DESCRIPTION OF THE TASK: Transcribe the records below exactly as they appear, omitting any pictures.

— begin SOURCE MATERIAL —

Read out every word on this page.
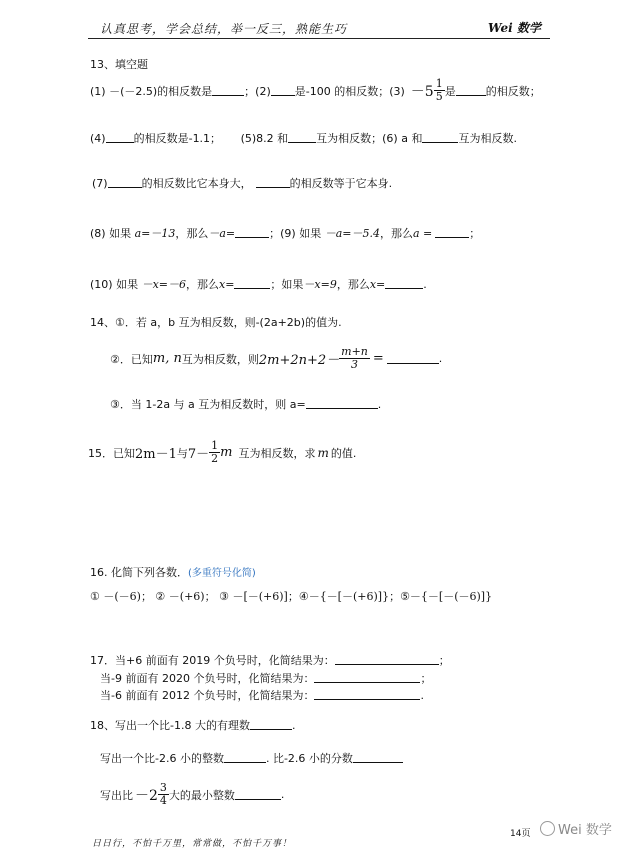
认真思考，学会总结，举一反三，熟能生巧	Wei 数学
13、填空题
(1) －(－2.5)的相反数是	；(2) 是-100 的相反数；$(3) -5 \frac{1}{5}$ 是	的相反数；
(4)	的相反数是-1.1； (5)8.2 和	互为相反数；(6) a 和	互为相反数.
(7)	的相反数比它本身大，	的相反数等于它本身.
(8) 如果 a=－13，那么－a=	；(9) 如果 －a=－5.4，那么a =	；
(10) 如果 －x=－6，那么x=	；如果－x=9，那么x=	.
14、①．若 a，b 互为相反数，则-(2a+2b)的值为.
②．已知 m, n 互为相反数，则 $2m+2n+2- \frac{m+n}{3}$ =	.
③．当 1-2a 与 a 互为相反数时，则 a=	.
15．已知 2m－1 与 $7- \frac{1}{2}$ m 互为相反数，求 m 的值.
16. 化简下列各数．(多重符号化简)
① －(－6)； ② －(+6)； ③ －[－(+6)]；④－{－[－(+6)]}；⑤－{－[－(－6)]}
17．当+6 前面有 2019 个负号时，化简结果为：	；
当-9 前面有 2020 个负号时，化简结果为：	；
当-6 前面有 2012 个负号时，化简结果为：	.
18、写出一个比-1.8 大的有理数	.
写出一个比-2.6 小的整数	. 比-2.6 小的分数
写出比 $-2 \frac{3}{4}$ 大的最小整数	.
日日行，不怕千万里，常常做，不怕千万事！
14页	Wei 数学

— end SOURCE MATERIAL —

OUTPUT:
Read out every word on this page.
认真思考，学会总结，举一反三，熟能生巧	Wei 数学
13、填空题
(1) －(－2.5)的相反数是	；(2) 是-100 的相反数；$(3) -5 \frac{1}{5}$ 是	的相反数；
(4)	的相反数是-1.1； (5)8.2 和	互为相反数；(6) a 和	互为相反数.
(7)	的相反数比它本身大，	的相反数等于它本身.
(8) 如果 a=－13，那么－a=	；(9) 如果 －a=－5.4，那么a =	；
(10) 如果 －x=－6，那么x=	；如果－x=9，那么x=	.
14、①．若 a，b 互为相反数，则-(2a+2b)的值为.
②．已知 m, n 互为相反数，则 $2m+2n+2- \frac{m+n}{3}$ =	.
③．当 1-2a 与 a 互为相反数时，则 a=	.
15．已知 2m－1 与 $7- \frac{1}{2}$ m 互为相反数，求 m 的值.
16. 化简下列各数．(多重符号化简)
① －(－6)； ② －(+6)； ③ －[－(+6)]；④－{－[－(+6)]}；⑤－{－[－(－6)]}
17．当+6 前面有 2019 个负号时，化简结果为：	；
当-9 前面有 2020 个负号时，化简结果为：	；
当-6 前面有 2012 个负号时，化简结果为：	.
18、写出一个比-1.8 大的有理数	.
写出一个比-2.6 小的整数	. 比-2.6 小的分数
写出比 $-2 \frac{3}{4}$ 大的最小整数	.
日日行，不怕千万里，常常做，不怕千万事！
14页	Wei 数学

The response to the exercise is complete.